> [Task to carry out] For every line in the data below that contains "above", copy the line.
+++
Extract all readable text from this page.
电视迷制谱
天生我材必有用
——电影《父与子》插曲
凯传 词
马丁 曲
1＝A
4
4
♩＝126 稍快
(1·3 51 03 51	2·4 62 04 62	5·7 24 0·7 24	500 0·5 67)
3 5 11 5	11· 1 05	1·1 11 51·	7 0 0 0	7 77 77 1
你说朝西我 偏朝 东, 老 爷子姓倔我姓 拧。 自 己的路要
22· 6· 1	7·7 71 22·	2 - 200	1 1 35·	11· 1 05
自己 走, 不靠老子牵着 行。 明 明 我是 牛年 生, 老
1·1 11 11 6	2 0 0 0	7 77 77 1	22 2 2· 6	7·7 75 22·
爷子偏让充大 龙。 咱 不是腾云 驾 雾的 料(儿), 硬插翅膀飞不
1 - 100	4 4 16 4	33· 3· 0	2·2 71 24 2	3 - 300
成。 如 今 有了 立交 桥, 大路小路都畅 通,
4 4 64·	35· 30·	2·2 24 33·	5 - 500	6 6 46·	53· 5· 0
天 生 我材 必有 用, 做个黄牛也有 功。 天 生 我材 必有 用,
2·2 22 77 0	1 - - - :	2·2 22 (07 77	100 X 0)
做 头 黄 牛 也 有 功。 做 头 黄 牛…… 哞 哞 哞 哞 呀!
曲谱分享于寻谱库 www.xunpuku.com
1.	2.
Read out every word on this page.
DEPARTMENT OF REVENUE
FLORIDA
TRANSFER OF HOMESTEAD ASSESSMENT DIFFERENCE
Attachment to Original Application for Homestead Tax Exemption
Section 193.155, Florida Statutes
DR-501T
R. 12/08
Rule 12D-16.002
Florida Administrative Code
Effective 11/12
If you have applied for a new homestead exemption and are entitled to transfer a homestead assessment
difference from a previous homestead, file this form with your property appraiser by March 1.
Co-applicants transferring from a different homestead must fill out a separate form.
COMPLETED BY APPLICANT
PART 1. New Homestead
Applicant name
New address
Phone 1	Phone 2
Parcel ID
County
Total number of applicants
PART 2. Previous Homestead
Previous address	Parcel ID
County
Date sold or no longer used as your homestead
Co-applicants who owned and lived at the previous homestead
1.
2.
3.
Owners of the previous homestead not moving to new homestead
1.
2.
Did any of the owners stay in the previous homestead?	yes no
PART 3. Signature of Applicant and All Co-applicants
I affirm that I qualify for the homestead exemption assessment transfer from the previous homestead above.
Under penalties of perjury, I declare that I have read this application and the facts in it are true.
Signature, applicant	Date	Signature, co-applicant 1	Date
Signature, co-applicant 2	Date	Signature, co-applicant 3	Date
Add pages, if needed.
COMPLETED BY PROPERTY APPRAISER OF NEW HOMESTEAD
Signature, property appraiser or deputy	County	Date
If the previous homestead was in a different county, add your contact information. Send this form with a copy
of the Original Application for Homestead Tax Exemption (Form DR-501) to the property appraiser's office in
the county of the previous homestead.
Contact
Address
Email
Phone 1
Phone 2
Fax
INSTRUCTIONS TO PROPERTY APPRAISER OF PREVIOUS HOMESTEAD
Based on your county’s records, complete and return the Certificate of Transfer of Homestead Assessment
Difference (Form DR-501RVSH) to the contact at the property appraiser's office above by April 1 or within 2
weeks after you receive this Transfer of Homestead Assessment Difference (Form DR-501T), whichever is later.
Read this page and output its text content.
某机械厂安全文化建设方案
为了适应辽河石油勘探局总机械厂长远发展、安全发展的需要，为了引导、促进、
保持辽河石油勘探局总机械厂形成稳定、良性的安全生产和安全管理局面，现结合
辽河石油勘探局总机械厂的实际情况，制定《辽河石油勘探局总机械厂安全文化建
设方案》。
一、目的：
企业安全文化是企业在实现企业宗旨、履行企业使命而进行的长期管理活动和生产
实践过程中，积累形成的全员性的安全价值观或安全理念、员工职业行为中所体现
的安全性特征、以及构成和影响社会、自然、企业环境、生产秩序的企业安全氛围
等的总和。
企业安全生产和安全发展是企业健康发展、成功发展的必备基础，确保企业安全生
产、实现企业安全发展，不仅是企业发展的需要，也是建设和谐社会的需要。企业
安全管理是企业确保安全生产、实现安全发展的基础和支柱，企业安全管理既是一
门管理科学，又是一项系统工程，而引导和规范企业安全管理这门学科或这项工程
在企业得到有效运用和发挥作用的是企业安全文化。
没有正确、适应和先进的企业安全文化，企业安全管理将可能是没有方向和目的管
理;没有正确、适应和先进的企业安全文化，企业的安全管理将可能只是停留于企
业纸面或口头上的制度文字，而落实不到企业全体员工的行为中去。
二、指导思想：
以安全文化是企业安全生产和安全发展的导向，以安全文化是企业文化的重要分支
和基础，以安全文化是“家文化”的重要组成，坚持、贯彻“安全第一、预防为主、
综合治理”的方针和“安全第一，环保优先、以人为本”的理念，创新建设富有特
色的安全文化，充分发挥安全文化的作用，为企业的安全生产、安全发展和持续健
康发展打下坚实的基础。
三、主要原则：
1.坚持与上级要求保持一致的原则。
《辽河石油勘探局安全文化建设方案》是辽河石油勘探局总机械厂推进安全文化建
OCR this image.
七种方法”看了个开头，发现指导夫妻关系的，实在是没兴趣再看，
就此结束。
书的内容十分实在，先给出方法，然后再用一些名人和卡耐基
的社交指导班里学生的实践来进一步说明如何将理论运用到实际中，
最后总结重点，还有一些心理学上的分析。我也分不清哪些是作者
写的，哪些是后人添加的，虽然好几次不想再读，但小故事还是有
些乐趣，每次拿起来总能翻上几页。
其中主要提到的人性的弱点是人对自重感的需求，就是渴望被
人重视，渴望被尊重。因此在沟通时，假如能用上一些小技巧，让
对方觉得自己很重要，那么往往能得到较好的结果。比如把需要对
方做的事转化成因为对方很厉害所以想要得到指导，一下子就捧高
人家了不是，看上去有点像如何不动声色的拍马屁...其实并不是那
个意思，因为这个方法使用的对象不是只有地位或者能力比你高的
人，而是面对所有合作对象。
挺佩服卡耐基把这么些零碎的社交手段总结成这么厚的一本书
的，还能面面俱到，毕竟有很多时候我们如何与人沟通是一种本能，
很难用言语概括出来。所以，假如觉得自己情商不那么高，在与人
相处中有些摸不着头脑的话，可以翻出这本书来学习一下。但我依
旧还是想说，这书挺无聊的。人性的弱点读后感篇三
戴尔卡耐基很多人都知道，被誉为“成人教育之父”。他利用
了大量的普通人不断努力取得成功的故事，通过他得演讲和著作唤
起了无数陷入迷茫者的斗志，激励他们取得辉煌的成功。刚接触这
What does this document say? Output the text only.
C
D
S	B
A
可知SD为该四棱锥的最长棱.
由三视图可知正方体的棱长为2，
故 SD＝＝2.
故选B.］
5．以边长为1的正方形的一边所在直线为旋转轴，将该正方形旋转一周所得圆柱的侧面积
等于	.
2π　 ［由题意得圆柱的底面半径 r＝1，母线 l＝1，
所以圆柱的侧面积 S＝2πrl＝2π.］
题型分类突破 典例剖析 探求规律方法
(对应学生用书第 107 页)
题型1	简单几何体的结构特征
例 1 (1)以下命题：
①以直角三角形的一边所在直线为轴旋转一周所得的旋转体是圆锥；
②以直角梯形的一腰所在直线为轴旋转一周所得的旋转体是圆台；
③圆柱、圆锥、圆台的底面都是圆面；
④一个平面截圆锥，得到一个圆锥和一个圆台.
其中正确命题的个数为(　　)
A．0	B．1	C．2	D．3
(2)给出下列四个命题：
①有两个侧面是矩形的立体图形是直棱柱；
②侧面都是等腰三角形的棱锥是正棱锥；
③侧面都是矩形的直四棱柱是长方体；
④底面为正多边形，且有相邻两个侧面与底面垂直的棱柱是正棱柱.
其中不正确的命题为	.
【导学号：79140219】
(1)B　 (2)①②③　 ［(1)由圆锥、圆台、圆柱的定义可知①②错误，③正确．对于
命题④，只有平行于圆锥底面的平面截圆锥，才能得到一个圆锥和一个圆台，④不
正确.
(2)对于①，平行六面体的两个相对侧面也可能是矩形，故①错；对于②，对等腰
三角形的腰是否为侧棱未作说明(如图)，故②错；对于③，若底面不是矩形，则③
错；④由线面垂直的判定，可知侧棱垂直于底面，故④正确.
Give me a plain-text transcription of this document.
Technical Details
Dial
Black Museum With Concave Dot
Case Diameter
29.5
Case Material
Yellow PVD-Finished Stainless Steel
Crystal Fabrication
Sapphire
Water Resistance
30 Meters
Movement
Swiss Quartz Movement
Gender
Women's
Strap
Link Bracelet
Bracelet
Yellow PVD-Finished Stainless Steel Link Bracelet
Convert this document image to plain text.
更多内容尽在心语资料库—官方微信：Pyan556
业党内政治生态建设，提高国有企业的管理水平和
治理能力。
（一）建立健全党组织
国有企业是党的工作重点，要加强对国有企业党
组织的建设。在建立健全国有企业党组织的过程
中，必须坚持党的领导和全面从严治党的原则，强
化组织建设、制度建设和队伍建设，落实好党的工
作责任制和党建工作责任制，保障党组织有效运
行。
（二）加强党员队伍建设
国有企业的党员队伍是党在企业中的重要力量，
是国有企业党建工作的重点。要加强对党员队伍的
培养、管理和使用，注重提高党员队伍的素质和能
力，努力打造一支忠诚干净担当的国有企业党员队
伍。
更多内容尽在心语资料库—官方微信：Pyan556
+++
> [Full answer]
I affirm that I qualify for the homestead exemption assessment transfer from the previous homestead above.
Difference (Form DR-501RVSH) to the contact at the property appraiser's office above by April 1 or within 2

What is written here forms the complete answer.